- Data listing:
++++
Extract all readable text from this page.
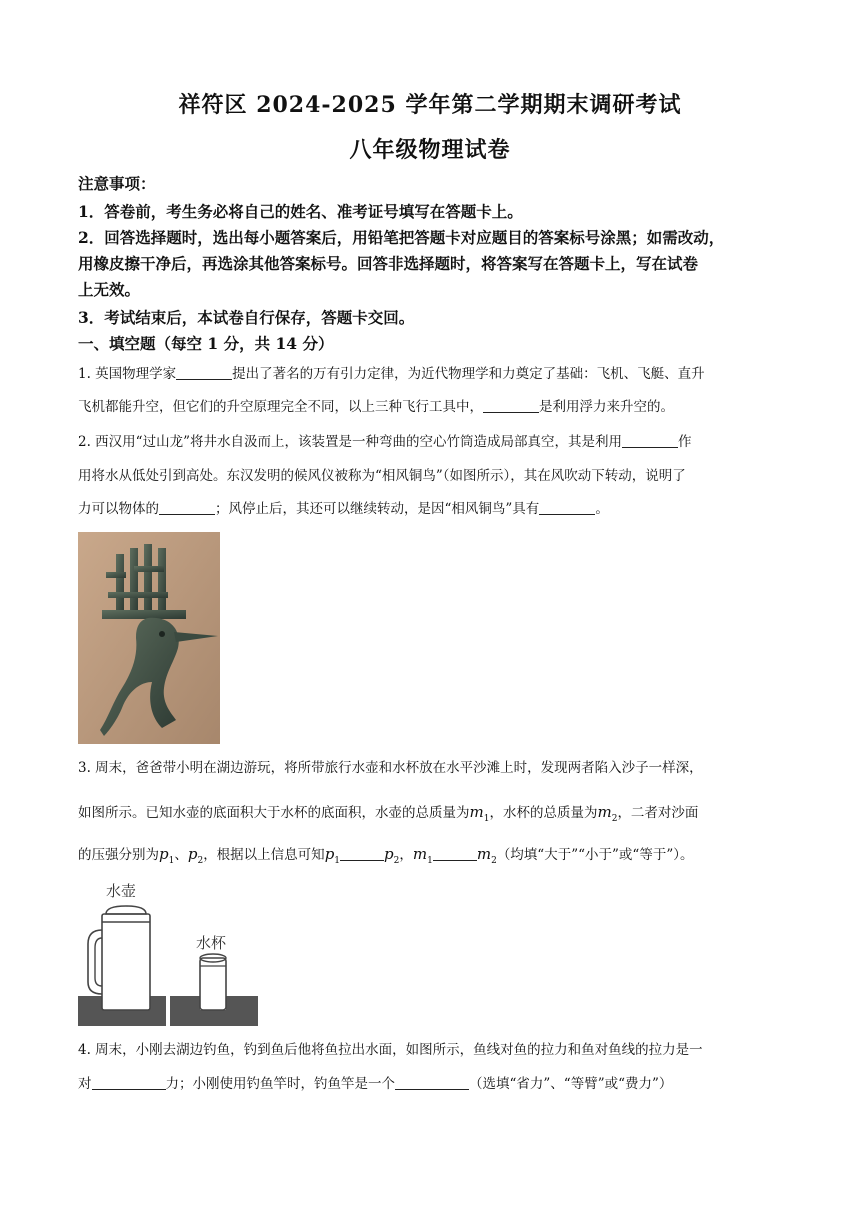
祥符区 2024-2025 学年第二学期期末调研考试
八年级物理试卷
注意事项：
1．答卷前，考生务必将自己的姓名、准考证号填写在答题卡上。
2．回答选择题时，选出每小题答案后，用铅笔把答题卡对应题目的答案标号涂黑；如需改动，
用橡皮擦干净后，再选涂其他答案标号。回答非选择题时，将答案写在答题卡上，写在试卷
上无效。
3．考试结束后，本试卷自行保存，答题卡交回。
一、填空题（每空 1 分，共 14 分）
1. 英国物理学家	提出了著名的万有引力定律，为近代物理学和力奠定了基础：飞机、飞艇、直升
飞机都能升空，但它们的升空原理完全不同，以上三种飞行工具中，	是利用浮力来升空的。
2. 西汉用“过山龙”将井水自汲而上，该装置是一种弯曲的空心竹筒造成局部真空，其是利用	作
用将水从低处引到高处。东汉发明的候风仪被称为“相风铜鸟”（如图所示），其在风吹动下转动，说明了
力可以物体的	；风停止后，其还可以继续转动，是因“相风铜鸟”具有	。
3. 周末，爸爸带小明在湖边游玩，将所带旅行水壶和水杯放在水平沙滩上时，发现两者陷入沙子一样深，
如图所示。已知水壶的底面积大于水杯的底面积，水壶的总质量为$m_1$，水杯的总质量为$m_2$，二者对沙面
的压强分别为$p_1$、$p_2$，根据以上信息可知$p_1$	$p_2$，$m_1$	$m_2$（均填“大于”“小于”或“等于”）。
水壶
水杯
4. 周末，小刚去湖边钓鱼，钓到鱼后他将鱼拉出水面，如图所示，鱼线对鱼的拉力和鱼对鱼线的拉力是一
对	力；小刚使用钓鱼竿时，钓鱼竿是一个	（选填“省力”、“等臂”或“费力”）
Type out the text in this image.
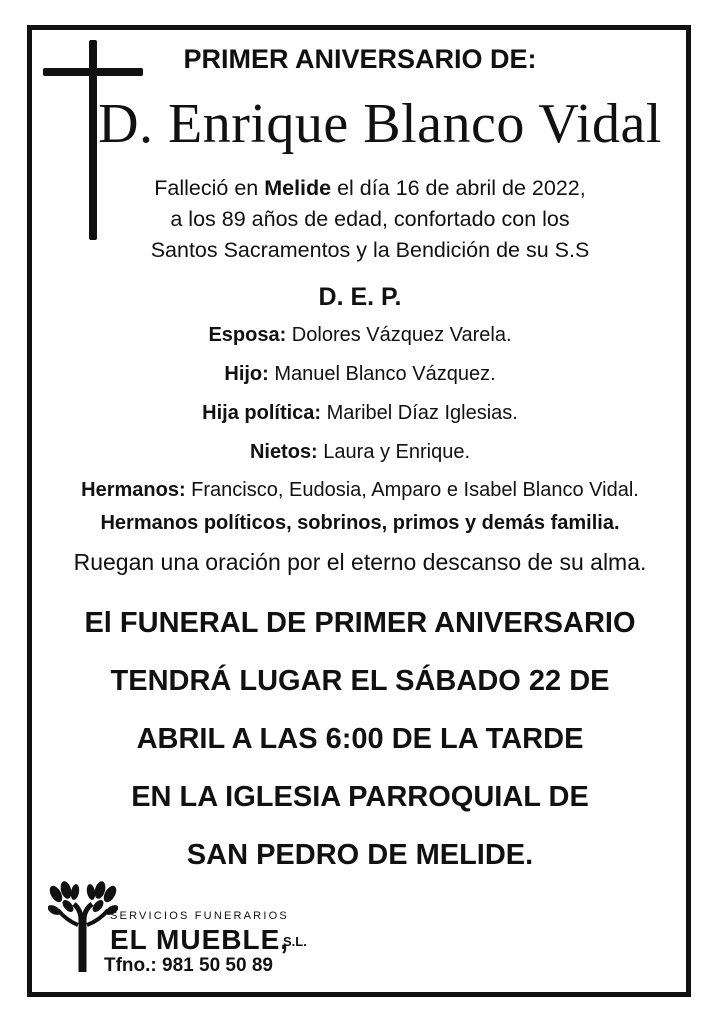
PRIMER ANIVERSARIO DE:
D. Enrique Blanco Vidal
Falleció en Melide el día 16 de abril de 2022,
a los 89 años de edad, confortado con los
Santos Sacramentos y la Bendición de su S.S
D. E. P.
Esposa: Dolores Vázquez Varela.
Hijo: Manuel Blanco Vázquez.
Hija política: Maribel Díaz Iglesias.
Nietos: Laura y Enrique.
Hermanos: Francisco, Eudosia, Amparo e Isabel Blanco Vidal.
Hermanos políticos, sobrinos, primos y demás familia.
Ruegan una oración por el eterno descanso de su alma.
El FUNERAL DE PRIMER ANIVERSARIO
TENDRÁ LUGAR EL SÁBADO 22 DE
ABRIL A LAS 6:00 DE LA TARDE
EN LA IGLESIA PARROQUIAL DE
SAN PEDRO DE MELIDE.
SERVICIOS FUNERARIOS
EL MUEBLE,
S.L.
Tfno.: 981 50 50 89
++++
- PROBLEM STATEMENT:
Write down only the number of lines that contain the string "相风铜鸟" in the listing.

- COMPLETE OUTPUT:
2